TASK TO COMPLETE ▸
What's needed is an exact copy of the lines from the one that contains "What's the underlying" to the end of the data below, leaving the pictures out.

[START OF SUPPLIED DATA]

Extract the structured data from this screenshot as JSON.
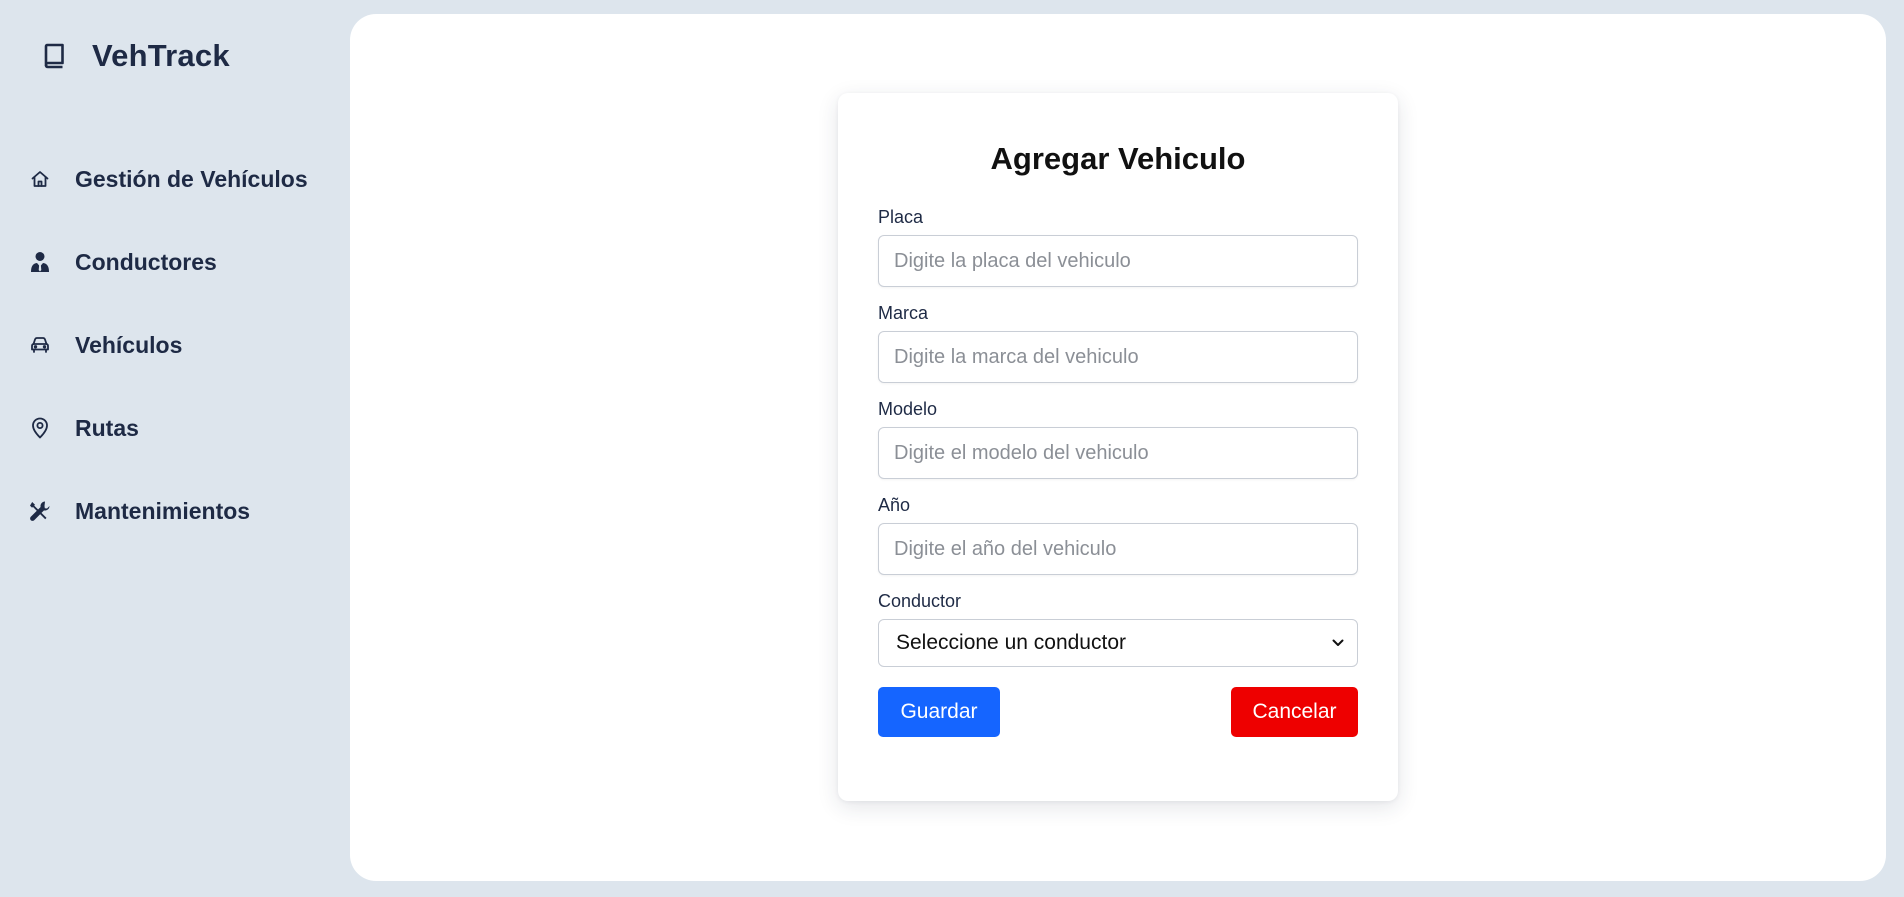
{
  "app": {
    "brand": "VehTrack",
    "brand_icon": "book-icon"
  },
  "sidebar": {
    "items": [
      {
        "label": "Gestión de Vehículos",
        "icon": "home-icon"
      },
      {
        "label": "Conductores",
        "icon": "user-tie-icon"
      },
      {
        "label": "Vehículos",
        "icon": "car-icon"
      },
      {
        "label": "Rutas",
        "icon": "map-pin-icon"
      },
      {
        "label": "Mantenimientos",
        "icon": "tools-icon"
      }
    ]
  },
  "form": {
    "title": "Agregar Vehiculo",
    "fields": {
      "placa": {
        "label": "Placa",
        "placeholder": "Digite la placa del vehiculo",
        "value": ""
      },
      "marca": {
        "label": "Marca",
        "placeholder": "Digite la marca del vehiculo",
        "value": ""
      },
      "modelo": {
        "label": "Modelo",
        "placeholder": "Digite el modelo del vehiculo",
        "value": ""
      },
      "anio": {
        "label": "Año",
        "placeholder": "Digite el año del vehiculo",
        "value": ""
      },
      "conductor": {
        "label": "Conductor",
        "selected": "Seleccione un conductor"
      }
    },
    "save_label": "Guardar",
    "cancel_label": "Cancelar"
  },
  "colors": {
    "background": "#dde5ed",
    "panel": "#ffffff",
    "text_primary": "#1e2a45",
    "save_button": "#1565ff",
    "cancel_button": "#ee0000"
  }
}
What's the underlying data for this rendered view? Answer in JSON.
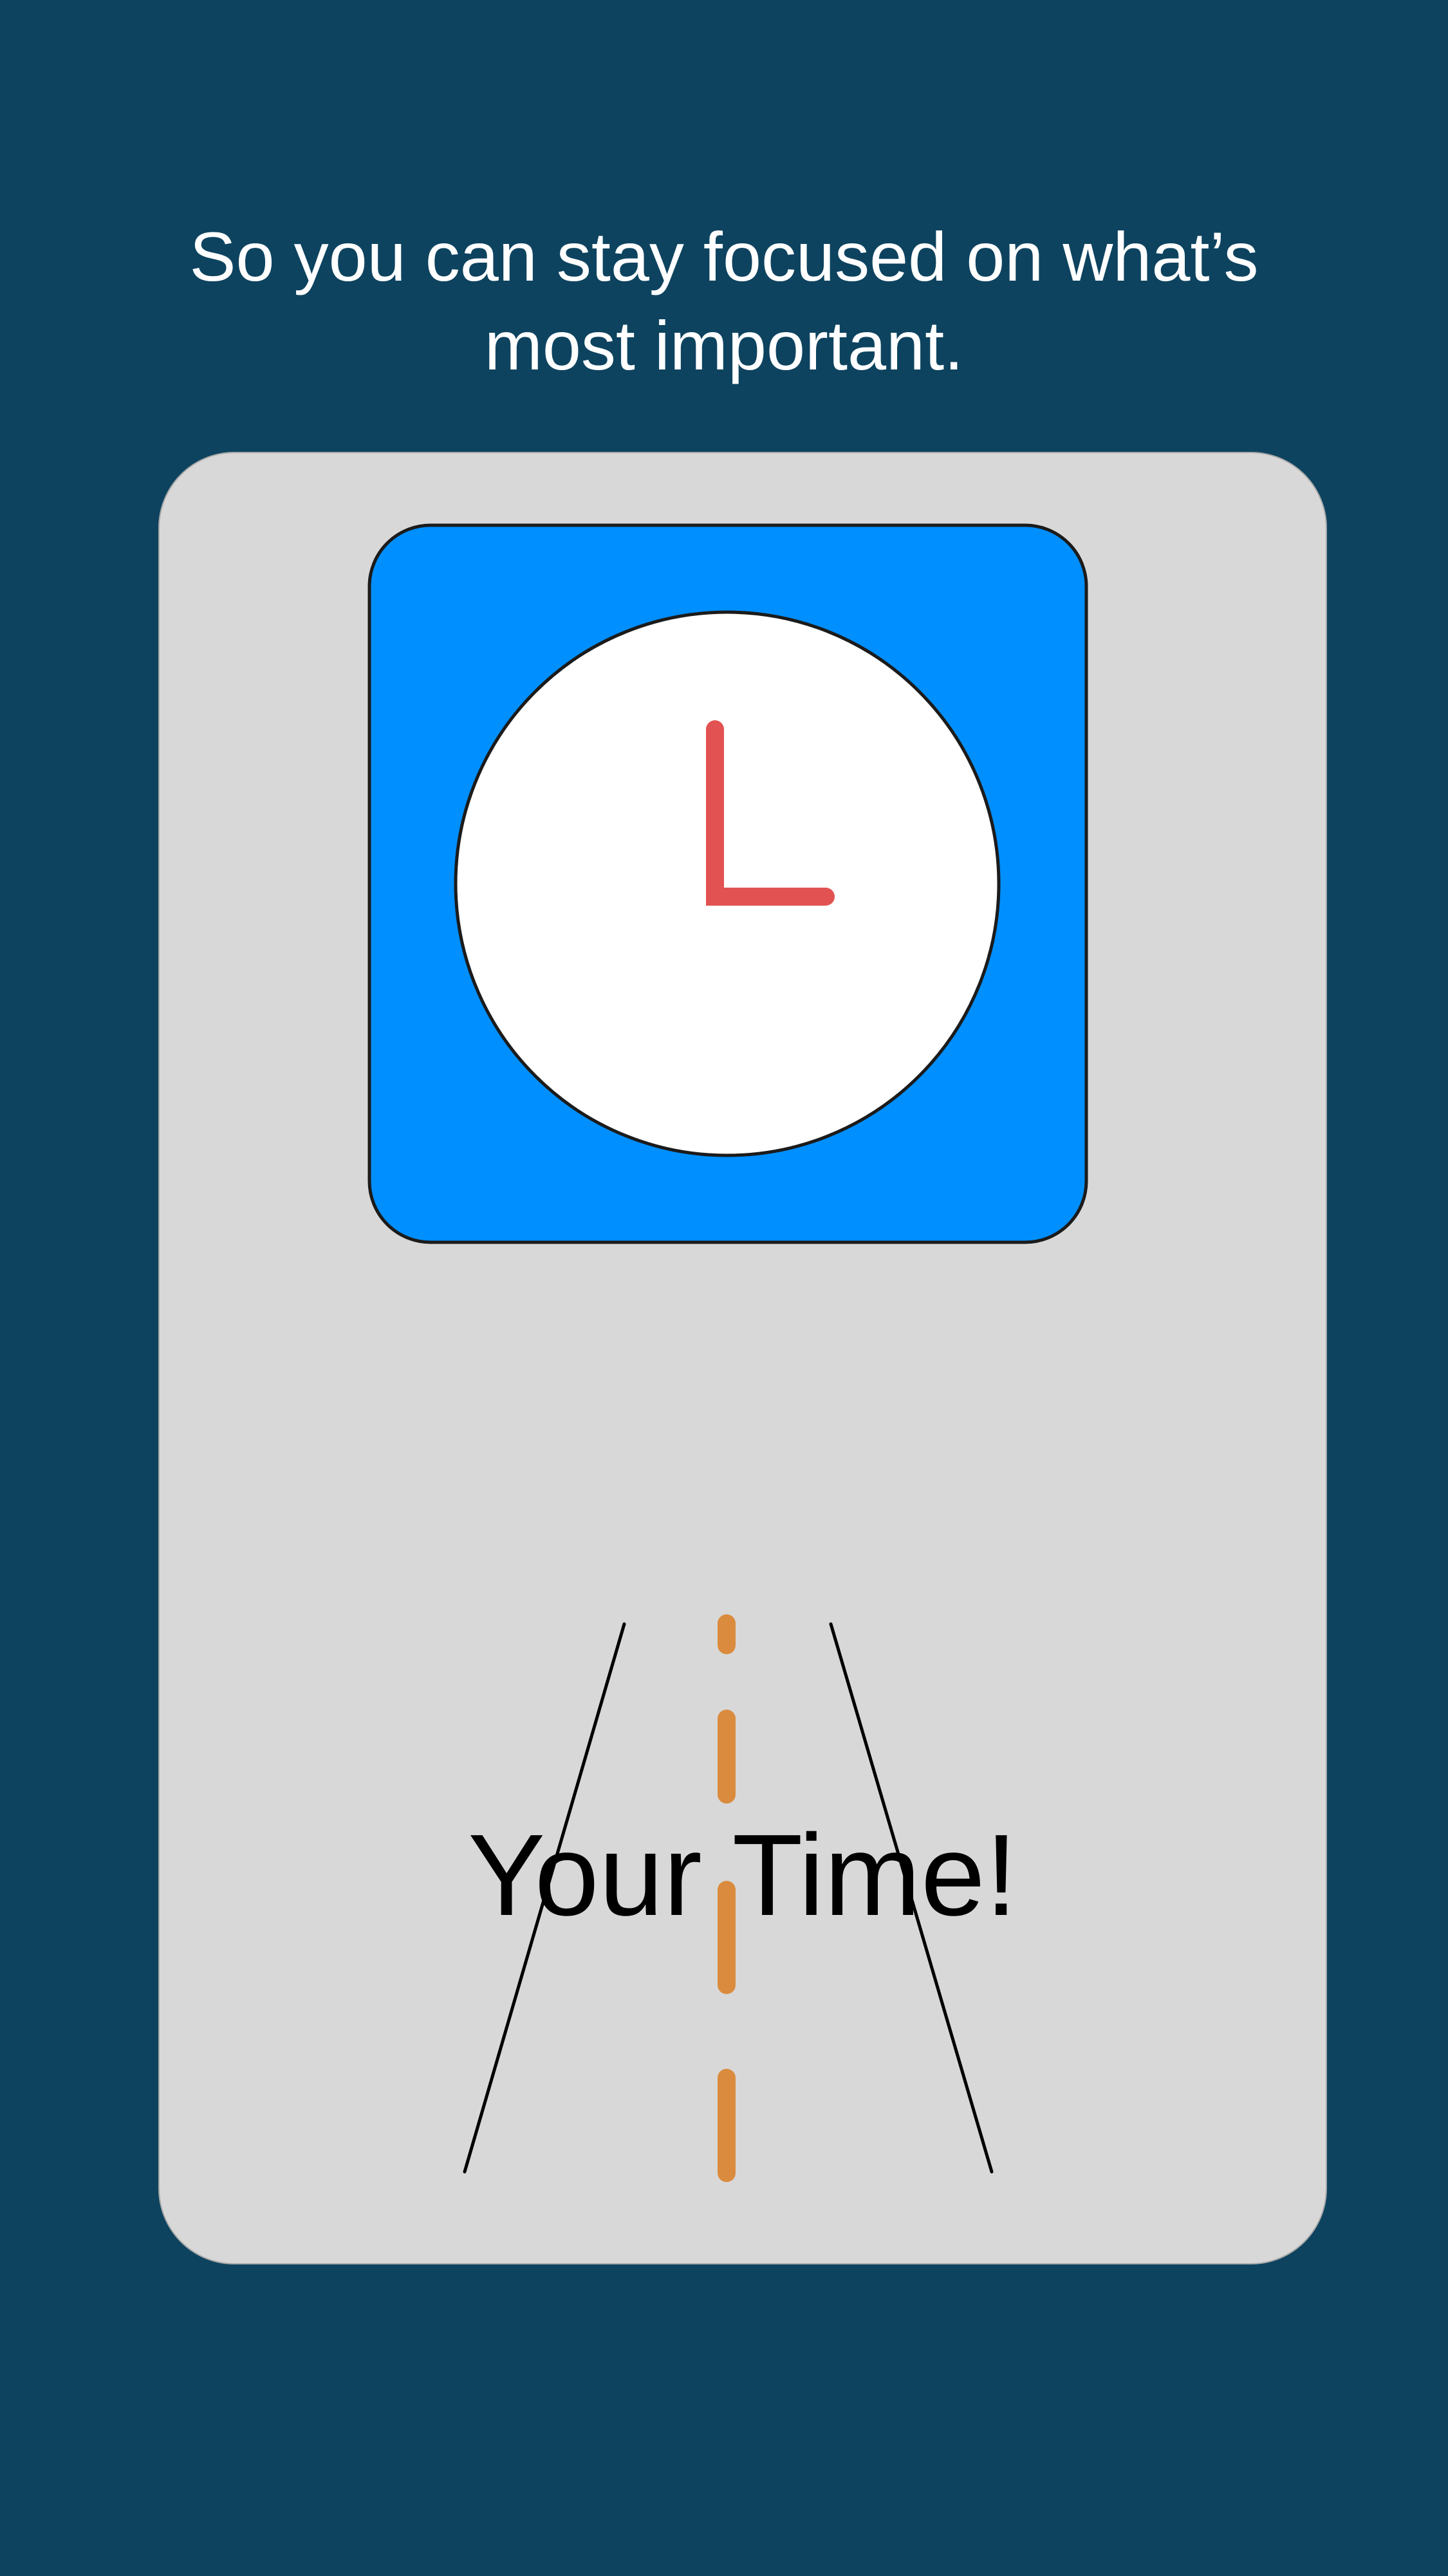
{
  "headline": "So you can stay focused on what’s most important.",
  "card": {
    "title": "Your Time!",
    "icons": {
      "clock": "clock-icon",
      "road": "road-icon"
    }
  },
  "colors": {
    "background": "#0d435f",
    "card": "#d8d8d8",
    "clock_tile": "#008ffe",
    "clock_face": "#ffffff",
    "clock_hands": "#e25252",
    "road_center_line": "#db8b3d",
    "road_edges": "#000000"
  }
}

[END OF SUPPLIED DATA]

TASK RESULT ▸
What's the underlying data for this rendered view? Answer in JSON.
{
  "headline": "So you can stay focused on what’s most important.",
  "card": {
    "title": "Your Time!",
    "icons": {
      "clock": "clock-icon",
      "road": "road-icon"
    }
  },
  "colors": {
    "background": "#0d435f",
    "card": "#d8d8d8",
    "clock_tile": "#008ffe",
    "clock_face": "#ffffff",
    "clock_hands": "#e25252",
    "road_center_line": "#db8b3d",
    "road_edges": "#000000"
  }
}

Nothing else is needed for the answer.